START Items

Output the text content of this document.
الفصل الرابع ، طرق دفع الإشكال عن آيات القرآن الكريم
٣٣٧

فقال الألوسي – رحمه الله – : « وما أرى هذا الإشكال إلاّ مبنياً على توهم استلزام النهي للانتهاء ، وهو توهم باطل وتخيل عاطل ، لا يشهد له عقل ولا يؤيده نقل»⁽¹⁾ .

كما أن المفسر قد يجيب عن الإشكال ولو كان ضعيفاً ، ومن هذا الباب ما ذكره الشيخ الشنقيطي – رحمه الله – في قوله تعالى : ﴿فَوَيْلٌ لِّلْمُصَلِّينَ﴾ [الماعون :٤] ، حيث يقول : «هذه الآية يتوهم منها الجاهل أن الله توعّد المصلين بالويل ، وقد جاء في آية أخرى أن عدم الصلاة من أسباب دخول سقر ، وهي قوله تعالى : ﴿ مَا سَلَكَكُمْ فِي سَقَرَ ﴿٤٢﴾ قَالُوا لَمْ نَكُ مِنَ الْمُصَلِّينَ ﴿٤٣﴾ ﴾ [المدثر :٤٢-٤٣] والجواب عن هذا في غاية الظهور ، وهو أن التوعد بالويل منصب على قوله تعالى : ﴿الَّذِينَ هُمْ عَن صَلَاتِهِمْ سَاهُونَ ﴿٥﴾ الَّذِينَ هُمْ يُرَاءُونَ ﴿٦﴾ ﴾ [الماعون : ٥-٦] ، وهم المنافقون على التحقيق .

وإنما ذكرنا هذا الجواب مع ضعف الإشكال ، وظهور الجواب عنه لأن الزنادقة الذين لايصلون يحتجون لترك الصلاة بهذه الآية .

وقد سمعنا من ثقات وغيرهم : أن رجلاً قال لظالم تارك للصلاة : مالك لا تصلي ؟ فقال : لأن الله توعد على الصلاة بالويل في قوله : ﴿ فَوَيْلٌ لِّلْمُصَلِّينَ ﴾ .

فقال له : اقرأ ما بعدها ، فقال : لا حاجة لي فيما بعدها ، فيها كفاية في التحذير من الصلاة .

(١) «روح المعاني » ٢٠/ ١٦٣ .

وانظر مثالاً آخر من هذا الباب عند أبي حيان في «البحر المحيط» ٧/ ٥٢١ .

END Items

• Set exercise: Return every line exactly.

• Response to this exercise:
Output the text content of this document.
الفصل الرابع ، طرق دفع الإشكال عن آيات القرآن الكريم
٣٣٧

فقال الألوسي – رحمه الله – : « وما أرى هذا الإشكال إلاّ مبنياً على توهم استلزام النهي للانتهاء ، وهو توهم باطل وتخيل عاطل ، لا يشهد له عقل ولا يؤيده نقل»⁽¹⁾ .

كما أن المفسر قد يجيب عن الإشكال ولو كان ضعيفاً ، ومن هذا الباب ما ذكره الشيخ الشنقيطي – رحمه الله – في قوله تعالى : ﴿فَوَيْلٌ لِّلْمُصَلِّينَ﴾ [الماعون :٤] ، حيث يقول : «هذه الآية يتوهم منها الجاهل أن الله توعّد المصلين بالويل ، وقد جاء في آية أخرى أن عدم الصلاة من أسباب دخول سقر ، وهي قوله تعالى : ﴿ مَا سَلَكَكُمْ فِي سَقَرَ ﴿٤٢﴾ قَالُوا لَمْ نَكُ مِنَ الْمُصَلِّينَ ﴿٤٣﴾ ﴾ [المدثر :٤٢-٤٣] والجواب عن هذا في غاية الظهور ، وهو أن التوعد بالويل منصب على قوله تعالى : ﴿الَّذِينَ هُمْ عَن صَلَاتِهِمْ سَاهُونَ ﴿٥﴾ الَّذِينَ هُمْ يُرَاءُونَ ﴿٦﴾ ﴾ [الماعون : ٥-٦] ، وهم المنافقون على التحقيق .

وإنما ذكرنا هذا الجواب مع ضعف الإشكال ، وظهور الجواب عنه لأن الزنادقة الذين لايصلون يحتجون لترك الصلاة بهذه الآية .

وقد سمعنا من ثقات وغيرهم : أن رجلاً قال لظالم تارك للصلاة : مالك لا تصلي ؟ فقال : لأن الله توعد على الصلاة بالويل في قوله : ﴿ فَوَيْلٌ لِّلْمُصَلِّينَ ﴾ .

فقال له : اقرأ ما بعدها ، فقال : لا حاجة لي فيما بعدها ، فيها كفاية في التحذير من الصلاة .

(١) «روح المعاني » ٢٠/ ١٦٣ .

وانظر مثالاً آخر من هذا الباب عند أبي حيان في «البحر المحيط» ٧/ ٥٢١ .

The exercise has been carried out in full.